Stated problem » Your answer should be one number: how many lines of the records hold the string "Rank".

Input records »

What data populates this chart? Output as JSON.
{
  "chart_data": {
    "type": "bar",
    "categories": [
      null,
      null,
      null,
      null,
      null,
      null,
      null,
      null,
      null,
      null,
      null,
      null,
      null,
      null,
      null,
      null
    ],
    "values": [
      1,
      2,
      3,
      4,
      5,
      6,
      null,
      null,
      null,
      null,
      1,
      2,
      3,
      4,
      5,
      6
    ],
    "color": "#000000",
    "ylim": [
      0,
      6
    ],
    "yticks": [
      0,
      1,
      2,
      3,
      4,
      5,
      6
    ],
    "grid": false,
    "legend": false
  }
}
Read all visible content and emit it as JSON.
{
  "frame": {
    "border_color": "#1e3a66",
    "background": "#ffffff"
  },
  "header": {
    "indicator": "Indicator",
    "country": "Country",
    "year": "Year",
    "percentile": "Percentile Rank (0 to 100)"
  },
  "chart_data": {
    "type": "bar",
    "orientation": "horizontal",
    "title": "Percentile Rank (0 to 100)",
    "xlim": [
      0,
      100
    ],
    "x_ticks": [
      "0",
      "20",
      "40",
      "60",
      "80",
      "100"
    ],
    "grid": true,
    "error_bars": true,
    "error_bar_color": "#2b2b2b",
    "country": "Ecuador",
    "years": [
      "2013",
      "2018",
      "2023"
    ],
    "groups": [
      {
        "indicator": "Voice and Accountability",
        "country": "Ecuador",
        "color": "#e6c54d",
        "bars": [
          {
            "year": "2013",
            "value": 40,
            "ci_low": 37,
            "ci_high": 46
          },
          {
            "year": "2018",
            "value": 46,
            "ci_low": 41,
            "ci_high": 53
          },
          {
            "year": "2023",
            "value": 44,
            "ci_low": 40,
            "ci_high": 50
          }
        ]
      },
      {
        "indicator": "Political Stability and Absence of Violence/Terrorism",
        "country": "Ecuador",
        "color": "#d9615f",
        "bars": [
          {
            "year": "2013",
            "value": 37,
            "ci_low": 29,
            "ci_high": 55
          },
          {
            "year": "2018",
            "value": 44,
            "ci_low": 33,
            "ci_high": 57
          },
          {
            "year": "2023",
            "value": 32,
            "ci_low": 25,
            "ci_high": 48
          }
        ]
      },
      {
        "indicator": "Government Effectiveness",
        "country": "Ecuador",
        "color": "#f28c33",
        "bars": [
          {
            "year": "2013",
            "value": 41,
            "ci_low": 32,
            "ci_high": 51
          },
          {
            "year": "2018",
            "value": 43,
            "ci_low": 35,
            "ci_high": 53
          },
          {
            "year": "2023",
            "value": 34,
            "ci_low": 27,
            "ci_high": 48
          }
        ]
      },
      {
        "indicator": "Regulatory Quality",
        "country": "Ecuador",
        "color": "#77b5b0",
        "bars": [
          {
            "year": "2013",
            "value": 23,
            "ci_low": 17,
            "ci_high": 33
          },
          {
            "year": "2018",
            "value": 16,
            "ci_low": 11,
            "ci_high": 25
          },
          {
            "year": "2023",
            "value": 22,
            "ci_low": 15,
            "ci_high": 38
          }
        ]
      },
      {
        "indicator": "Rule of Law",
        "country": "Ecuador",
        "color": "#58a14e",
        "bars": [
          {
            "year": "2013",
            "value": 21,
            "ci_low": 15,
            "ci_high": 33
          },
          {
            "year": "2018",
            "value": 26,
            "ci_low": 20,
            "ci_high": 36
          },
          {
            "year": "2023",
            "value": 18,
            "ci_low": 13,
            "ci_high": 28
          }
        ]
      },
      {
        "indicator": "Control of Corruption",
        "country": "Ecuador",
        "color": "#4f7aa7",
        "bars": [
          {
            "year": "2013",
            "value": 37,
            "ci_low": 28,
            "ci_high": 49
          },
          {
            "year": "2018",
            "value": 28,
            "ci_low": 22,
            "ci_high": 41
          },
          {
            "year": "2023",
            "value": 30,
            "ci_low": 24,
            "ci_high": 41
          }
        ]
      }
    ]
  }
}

Answer to the exercise » 2